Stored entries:
-*-

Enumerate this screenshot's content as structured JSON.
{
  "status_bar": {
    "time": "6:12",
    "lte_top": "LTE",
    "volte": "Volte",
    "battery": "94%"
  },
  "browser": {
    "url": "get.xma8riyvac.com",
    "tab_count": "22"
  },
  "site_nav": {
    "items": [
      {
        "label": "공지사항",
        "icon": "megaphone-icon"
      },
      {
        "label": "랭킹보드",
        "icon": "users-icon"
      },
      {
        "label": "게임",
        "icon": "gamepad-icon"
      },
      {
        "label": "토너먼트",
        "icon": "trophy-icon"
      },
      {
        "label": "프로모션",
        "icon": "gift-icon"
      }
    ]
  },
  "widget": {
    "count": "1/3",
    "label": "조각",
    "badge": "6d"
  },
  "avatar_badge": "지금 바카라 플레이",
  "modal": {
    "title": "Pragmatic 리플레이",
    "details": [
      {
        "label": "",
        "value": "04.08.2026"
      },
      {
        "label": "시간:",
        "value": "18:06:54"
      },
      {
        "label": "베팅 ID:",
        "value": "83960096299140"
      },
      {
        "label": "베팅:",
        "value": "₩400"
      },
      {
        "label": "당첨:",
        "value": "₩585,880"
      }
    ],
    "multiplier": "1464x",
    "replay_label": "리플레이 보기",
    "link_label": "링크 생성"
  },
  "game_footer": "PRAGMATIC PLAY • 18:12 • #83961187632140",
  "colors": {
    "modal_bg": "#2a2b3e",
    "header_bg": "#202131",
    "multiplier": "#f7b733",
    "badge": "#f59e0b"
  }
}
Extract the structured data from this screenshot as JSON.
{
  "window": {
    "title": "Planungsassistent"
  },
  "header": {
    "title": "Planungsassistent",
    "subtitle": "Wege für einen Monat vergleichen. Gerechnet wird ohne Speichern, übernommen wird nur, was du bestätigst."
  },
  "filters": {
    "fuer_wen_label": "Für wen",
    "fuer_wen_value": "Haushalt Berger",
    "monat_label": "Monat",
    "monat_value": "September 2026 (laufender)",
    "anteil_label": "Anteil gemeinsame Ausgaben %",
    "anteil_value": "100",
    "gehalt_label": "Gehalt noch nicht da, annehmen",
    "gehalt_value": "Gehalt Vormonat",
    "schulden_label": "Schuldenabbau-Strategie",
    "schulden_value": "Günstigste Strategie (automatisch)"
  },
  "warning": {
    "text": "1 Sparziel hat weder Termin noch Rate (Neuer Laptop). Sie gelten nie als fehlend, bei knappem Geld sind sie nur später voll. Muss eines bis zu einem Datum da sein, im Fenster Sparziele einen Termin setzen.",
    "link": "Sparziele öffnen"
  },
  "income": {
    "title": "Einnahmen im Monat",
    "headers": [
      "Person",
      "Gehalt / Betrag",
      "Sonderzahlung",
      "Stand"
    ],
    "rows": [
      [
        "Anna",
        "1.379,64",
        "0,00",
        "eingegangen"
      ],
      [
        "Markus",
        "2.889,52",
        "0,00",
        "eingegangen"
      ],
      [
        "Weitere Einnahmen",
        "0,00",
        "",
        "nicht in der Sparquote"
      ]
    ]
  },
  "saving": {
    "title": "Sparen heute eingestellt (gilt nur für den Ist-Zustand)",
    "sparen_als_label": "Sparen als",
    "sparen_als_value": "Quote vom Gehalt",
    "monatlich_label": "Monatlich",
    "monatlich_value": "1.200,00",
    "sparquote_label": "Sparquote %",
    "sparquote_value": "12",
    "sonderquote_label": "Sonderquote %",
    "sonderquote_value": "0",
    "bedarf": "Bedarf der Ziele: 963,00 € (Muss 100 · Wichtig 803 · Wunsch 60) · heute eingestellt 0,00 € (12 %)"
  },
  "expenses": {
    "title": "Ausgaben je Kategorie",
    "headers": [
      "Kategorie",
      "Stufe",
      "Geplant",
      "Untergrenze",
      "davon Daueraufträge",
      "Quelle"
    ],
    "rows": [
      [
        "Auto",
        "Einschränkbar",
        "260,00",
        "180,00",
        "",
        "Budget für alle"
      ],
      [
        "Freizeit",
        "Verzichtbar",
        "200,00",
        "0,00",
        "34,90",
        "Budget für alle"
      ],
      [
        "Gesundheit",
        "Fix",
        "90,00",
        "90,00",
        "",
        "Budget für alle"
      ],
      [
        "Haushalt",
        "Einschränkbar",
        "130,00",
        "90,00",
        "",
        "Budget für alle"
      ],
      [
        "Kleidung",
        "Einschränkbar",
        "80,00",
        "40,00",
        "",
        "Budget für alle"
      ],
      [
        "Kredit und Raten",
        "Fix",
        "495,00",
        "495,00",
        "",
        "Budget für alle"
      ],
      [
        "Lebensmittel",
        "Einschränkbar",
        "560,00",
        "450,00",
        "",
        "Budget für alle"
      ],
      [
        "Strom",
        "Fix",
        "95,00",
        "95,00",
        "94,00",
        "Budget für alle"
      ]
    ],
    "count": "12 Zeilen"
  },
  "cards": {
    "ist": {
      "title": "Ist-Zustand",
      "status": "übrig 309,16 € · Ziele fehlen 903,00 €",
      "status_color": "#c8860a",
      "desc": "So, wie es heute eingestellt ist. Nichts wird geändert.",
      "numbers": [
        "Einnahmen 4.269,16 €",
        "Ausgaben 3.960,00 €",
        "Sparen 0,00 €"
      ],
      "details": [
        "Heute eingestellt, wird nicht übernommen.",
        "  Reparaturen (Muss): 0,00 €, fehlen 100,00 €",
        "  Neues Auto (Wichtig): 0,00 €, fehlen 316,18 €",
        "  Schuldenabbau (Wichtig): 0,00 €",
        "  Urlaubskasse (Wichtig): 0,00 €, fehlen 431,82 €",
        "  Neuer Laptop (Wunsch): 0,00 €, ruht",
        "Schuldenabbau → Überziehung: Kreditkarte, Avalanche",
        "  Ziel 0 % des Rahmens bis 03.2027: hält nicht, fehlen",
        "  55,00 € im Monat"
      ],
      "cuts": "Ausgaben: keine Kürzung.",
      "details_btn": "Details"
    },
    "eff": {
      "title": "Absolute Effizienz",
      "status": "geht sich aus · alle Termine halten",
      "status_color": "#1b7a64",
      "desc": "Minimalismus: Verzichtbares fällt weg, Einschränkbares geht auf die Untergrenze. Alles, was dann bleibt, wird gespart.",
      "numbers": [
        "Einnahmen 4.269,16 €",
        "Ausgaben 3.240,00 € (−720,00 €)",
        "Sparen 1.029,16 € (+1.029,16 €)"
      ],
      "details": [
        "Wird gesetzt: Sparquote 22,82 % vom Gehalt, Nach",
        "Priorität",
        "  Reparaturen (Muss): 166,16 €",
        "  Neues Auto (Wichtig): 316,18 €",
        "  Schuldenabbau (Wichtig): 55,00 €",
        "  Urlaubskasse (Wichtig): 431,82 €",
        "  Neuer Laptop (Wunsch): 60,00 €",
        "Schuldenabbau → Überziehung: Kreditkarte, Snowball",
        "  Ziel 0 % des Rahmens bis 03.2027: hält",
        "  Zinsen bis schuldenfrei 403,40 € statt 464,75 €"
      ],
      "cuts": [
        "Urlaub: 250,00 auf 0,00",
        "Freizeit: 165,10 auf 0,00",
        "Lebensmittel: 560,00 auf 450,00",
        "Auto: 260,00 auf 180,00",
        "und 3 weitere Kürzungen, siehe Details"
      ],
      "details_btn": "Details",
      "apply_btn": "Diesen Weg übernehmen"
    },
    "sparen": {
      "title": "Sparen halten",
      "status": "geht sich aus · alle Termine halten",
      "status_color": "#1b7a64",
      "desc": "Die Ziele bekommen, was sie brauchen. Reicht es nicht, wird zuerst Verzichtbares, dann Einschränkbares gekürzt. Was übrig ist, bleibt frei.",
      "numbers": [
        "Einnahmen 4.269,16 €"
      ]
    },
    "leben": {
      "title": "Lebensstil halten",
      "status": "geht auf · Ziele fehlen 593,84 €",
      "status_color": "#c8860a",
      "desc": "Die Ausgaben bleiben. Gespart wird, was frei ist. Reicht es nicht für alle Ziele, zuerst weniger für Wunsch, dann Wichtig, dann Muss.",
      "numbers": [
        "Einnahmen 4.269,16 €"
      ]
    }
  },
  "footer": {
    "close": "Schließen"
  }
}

-*-

■ Task to carry out
Find all lines where the word "hält" appears. Copy them.

■ Worked answer
        "  Ziel 0 % des Rahmens bis 03.2027: hält nicht, fehlen",
        "  Ziel 0 % des Rahmens bis 03.2027: hält",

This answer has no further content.